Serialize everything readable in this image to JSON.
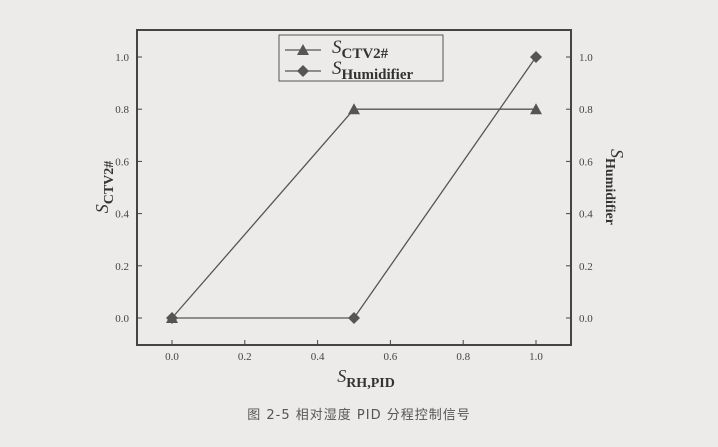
{
  "chart_data": {
    "type": "line",
    "x_axis": {
      "label_main": "S",
      "label_sub": "RH,PID",
      "range": [
        -0.1,
        1.1
      ],
      "ticks": [
        "0.0",
        "0.2",
        "0.4",
        "0.6",
        "0.8",
        "1.0"
      ]
    },
    "y_left": {
      "label_main": "S",
      "label_sub": "CTV2#",
      "range": [
        -0.1,
        1.1
      ],
      "ticks": [
        "0.0",
        "0.2",
        "0.4",
        "0.6",
        "0.8",
        "1.0"
      ]
    },
    "y_right": {
      "label_main": "S",
      "label_sub": "Humidifier",
      "range": [
        -0.1,
        1.1
      ],
      "ticks": [
        "0.0",
        "0.2",
        "0.4",
        "0.6",
        "0.8",
        "1.0"
      ]
    },
    "legend_position": "top-center",
    "grid": false,
    "series": [
      {
        "name_main": "S",
        "name_sub": "CTV2#",
        "marker": "triangle",
        "axis": "left",
        "x": [
          0,
          0.5,
          1.0
        ],
        "y": [
          0,
          0.8,
          0.8
        ],
        "color": "#555555"
      },
      {
        "name_main": "S",
        "name_sub": "Humidifier",
        "marker": "diamond",
        "axis": "right",
        "x": [
          0,
          0.5,
          1.0
        ],
        "y": [
          0,
          0,
          1.0
        ],
        "color": "#555555"
      }
    ]
  },
  "caption": "图 2-5 相对湿度 PID 分程控制信号"
}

Requirement:
All of the records above must be copied exactly, except for the pictures.

The answer:
Serialize everything readable in this image to JSON.
{
  "chart_data": {
    "type": "line",
    "x_axis": {
      "label_main": "S",
      "label_sub": "RH,PID",
      "range": [
        -0.1,
        1.1
      ],
      "ticks": [
        "0.0",
        "0.2",
        "0.4",
        "0.6",
        "0.8",
        "1.0"
      ]
    },
    "y_left": {
      "label_main": "S",
      "label_sub": "CTV2#",
      "range": [
        -0.1,
        1.1
      ],
      "ticks": [
        "0.0",
        "0.2",
        "0.4",
        "0.6",
        "0.8",
        "1.0"
      ]
    },
    "y_right": {
      "label_main": "S",
      "label_sub": "Humidifier",
      "range": [
        -0.1,
        1.1
      ],
      "ticks": [
        "0.0",
        "0.2",
        "0.4",
        "0.6",
        "0.8",
        "1.0"
      ]
    },
    "legend_position": "top-center",
    "grid": false,
    "series": [
      {
        "name_main": "S",
        "name_sub": "CTV2#",
        "marker": "triangle",
        "axis": "left",
        "x": [
          0,
          0.5,
          1.0
        ],
        "y": [
          0,
          0.8,
          0.8
        ],
        "color": "#555555"
      },
      {
        "name_main": "S",
        "name_sub": "Humidifier",
        "marker": "diamond",
        "axis": "right",
        "x": [
          0,
          0.5,
          1.0
        ],
        "y": [
          0,
          0,
          1.0
        ],
        "color": "#555555"
      }
    ]
  },
  "caption": "图 2-5 相对湿度 PID 分程控制信号"
}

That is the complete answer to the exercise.